[Required task] Your task is to write out exactly the lines from the line containing "Transcribe the text in this document." through the end of the records, inclusive at both ends.

[Extracted records]
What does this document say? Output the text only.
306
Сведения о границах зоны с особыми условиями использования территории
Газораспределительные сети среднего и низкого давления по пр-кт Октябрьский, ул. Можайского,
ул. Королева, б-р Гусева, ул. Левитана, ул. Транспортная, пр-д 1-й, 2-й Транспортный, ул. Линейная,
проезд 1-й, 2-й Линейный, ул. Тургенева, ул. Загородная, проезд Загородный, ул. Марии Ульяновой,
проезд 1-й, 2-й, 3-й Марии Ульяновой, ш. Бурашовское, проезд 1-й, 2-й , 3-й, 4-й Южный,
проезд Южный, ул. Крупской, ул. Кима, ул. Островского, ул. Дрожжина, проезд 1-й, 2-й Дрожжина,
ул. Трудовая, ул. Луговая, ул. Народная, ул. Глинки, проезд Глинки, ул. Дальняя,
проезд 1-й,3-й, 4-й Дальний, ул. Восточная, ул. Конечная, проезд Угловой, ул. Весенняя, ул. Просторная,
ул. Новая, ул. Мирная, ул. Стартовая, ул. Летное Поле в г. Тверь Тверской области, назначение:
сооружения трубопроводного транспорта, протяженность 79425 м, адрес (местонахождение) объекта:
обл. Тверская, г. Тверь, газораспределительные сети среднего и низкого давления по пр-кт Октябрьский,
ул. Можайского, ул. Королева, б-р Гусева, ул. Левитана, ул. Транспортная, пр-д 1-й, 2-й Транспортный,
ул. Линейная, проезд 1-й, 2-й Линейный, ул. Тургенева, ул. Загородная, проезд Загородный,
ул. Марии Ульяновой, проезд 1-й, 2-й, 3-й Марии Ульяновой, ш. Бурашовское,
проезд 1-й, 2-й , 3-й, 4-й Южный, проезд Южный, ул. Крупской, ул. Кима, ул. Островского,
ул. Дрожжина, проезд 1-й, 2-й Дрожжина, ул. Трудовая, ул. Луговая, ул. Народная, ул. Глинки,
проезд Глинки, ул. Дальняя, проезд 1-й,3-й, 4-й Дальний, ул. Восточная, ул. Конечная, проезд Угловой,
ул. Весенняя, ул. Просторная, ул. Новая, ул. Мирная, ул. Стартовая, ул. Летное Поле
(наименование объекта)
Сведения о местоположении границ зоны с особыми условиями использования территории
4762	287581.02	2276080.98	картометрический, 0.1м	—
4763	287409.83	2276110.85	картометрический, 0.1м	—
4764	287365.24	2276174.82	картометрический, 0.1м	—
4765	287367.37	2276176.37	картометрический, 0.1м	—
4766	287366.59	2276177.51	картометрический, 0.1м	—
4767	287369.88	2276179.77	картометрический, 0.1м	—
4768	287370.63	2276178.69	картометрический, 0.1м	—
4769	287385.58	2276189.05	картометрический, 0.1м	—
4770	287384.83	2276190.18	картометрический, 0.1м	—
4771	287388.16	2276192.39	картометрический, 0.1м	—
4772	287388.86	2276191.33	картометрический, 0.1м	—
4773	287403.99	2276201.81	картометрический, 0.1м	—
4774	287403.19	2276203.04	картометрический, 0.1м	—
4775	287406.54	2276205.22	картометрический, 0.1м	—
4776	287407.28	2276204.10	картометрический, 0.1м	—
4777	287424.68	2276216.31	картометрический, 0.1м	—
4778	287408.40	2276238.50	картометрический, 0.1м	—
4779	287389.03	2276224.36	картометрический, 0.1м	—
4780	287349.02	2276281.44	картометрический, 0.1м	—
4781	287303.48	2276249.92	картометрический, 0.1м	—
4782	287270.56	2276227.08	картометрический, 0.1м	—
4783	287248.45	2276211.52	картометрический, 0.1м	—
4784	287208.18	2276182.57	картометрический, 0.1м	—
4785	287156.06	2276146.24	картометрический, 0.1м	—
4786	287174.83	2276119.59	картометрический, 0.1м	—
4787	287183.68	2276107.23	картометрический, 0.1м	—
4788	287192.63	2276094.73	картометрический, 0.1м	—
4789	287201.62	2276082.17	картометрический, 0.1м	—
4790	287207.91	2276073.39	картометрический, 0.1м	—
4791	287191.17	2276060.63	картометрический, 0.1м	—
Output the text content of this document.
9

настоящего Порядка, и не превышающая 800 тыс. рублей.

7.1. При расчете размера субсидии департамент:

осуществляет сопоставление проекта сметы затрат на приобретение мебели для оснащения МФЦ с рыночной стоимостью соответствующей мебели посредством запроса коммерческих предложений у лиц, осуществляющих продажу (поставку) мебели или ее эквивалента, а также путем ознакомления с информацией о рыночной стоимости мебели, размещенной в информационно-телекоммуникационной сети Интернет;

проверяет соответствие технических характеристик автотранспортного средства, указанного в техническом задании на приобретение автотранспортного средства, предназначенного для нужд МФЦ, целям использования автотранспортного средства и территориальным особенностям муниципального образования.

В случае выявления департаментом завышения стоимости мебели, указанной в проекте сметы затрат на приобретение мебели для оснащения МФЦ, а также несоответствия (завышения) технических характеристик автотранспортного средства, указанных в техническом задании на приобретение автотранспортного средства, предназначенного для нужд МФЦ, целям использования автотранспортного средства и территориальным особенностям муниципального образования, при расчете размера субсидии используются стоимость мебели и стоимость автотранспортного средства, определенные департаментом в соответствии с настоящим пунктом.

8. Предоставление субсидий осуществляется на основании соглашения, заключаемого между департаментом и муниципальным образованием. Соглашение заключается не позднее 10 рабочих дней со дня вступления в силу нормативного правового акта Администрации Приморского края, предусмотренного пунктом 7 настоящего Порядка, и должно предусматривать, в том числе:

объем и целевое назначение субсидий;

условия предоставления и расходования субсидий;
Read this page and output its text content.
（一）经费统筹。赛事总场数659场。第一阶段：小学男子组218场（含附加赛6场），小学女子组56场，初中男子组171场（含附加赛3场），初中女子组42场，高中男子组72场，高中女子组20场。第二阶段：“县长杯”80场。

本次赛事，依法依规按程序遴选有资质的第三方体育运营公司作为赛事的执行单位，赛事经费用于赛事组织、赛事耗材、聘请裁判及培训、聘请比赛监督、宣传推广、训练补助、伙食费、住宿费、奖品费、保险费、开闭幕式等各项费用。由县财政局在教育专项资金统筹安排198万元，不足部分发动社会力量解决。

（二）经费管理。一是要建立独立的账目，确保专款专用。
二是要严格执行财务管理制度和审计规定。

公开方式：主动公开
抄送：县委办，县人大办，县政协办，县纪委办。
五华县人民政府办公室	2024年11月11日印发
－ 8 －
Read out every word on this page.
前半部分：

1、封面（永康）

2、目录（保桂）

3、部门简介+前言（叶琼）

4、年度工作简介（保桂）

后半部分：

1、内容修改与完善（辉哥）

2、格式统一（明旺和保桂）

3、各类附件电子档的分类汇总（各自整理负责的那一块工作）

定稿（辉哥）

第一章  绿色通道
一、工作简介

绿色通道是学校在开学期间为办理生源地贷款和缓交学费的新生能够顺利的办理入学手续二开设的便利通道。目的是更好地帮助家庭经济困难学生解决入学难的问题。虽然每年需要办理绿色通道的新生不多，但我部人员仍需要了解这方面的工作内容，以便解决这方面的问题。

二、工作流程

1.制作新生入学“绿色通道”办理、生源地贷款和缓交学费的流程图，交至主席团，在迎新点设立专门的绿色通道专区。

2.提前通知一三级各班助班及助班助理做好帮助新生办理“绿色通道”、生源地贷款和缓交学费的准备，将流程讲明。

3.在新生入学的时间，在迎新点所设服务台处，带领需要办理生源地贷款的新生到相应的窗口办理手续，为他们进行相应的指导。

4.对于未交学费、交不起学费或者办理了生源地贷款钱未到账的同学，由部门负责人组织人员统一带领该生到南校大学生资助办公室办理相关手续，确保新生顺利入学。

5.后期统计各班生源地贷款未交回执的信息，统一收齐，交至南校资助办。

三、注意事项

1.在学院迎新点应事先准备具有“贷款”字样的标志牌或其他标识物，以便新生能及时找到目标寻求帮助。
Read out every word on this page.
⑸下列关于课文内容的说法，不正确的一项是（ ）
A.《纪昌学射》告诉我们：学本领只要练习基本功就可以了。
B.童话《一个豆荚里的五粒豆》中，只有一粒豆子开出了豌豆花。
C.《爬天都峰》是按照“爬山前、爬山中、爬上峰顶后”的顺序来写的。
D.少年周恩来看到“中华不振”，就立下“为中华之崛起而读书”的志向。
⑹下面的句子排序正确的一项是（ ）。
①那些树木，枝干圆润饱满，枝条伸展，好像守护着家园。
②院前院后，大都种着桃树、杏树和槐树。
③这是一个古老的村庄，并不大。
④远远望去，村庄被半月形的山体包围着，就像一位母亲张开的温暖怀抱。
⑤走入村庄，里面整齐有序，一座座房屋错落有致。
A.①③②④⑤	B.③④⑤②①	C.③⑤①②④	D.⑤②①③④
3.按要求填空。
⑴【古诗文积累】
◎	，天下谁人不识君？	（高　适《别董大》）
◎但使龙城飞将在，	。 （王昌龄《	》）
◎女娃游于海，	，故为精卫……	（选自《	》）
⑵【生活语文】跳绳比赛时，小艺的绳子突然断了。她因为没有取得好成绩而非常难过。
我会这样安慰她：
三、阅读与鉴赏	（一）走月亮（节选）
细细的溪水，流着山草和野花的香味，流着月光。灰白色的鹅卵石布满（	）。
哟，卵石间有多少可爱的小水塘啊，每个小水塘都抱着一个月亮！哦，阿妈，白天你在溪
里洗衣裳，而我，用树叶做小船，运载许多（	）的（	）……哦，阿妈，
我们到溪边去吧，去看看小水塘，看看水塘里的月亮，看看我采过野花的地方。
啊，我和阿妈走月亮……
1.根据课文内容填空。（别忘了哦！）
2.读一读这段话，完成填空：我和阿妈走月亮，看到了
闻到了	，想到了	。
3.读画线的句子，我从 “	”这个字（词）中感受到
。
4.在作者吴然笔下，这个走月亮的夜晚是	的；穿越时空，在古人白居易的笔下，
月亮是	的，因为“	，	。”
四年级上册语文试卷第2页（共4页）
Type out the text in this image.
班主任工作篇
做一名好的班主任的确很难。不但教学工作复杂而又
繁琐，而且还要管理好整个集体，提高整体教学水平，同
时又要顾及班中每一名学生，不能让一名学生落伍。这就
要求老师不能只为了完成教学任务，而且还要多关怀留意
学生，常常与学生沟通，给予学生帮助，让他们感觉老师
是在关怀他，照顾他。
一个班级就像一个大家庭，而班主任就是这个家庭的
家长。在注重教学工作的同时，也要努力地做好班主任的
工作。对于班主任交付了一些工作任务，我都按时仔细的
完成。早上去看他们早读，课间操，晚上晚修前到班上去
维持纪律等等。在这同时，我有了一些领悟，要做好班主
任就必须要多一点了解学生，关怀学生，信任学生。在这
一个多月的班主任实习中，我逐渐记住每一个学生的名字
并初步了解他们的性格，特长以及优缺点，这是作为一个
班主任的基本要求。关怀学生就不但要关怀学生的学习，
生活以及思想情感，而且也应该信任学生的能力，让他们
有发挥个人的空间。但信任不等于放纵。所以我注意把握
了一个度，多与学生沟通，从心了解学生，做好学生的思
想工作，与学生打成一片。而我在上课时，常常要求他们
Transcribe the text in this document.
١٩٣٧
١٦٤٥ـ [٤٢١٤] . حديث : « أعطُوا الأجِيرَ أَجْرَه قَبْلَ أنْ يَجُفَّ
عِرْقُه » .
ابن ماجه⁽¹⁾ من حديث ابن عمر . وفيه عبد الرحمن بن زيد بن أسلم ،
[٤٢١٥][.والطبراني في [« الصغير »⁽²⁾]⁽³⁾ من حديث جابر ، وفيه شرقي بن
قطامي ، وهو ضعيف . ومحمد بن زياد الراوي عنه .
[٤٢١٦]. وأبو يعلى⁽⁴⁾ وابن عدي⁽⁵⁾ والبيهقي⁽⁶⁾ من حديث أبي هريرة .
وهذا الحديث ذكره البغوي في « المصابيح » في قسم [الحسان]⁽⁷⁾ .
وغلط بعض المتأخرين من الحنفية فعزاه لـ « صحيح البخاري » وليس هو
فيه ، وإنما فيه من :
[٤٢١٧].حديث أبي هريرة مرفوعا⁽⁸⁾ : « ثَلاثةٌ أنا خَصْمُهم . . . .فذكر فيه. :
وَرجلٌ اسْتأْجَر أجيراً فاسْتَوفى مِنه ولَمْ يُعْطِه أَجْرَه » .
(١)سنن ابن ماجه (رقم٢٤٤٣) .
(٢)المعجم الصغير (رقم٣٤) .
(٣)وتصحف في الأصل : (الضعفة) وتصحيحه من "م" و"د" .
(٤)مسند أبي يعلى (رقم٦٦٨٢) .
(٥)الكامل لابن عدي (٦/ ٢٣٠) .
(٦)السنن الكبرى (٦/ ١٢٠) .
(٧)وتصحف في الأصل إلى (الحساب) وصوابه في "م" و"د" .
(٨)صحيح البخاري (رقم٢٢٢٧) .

[Response]
Transcribe the text in this document.
١٩٣٧
١٦٤٥ـ [٤٢١٤] . حديث : « أعطُوا الأجِيرَ أَجْرَه قَبْلَ أنْ يَجُفَّ
عِرْقُه » .
ابن ماجه⁽¹⁾ من حديث ابن عمر . وفيه عبد الرحمن بن زيد بن أسلم ،
[٤٢١٥][.والطبراني في [« الصغير »⁽²⁾]⁽³⁾ من حديث جابر ، وفيه شرقي بن
قطامي ، وهو ضعيف . ومحمد بن زياد الراوي عنه .
[٤٢١٦]. وأبو يعلى⁽⁴⁾ وابن عدي⁽⁵⁾ والبيهقي⁽⁶⁾ من حديث أبي هريرة .
وهذا الحديث ذكره البغوي في « المصابيح » في قسم [الحسان]⁽⁷⁾ .
وغلط بعض المتأخرين من الحنفية فعزاه لـ « صحيح البخاري » وليس هو
فيه ، وإنما فيه من :
[٤٢١٧].حديث أبي هريرة مرفوعا⁽⁸⁾ : « ثَلاثةٌ أنا خَصْمُهم . . . .فذكر فيه. :
وَرجلٌ اسْتأْجَر أجيراً فاسْتَوفى مِنه ولَمْ يُعْطِه أَجْرَه » .
(١)سنن ابن ماجه (رقم٢٤٤٣) .
(٢)المعجم الصغير (رقم٣٤) .
(٣)وتصحف في الأصل : (الضعفة) وتصحيحه من "م" و"د" .
(٤)مسند أبي يعلى (رقم٦٦٨٢) .
(٥)الكامل لابن عدي (٦/ ٢٣٠) .
(٦)السنن الكبرى (٦/ ١٢٠) .
(٧)وتصحف في الأصل إلى (الحساب) وصوابه في "م" و"د" .
(٨)صحيح البخاري (رقم٢٢٢٧) .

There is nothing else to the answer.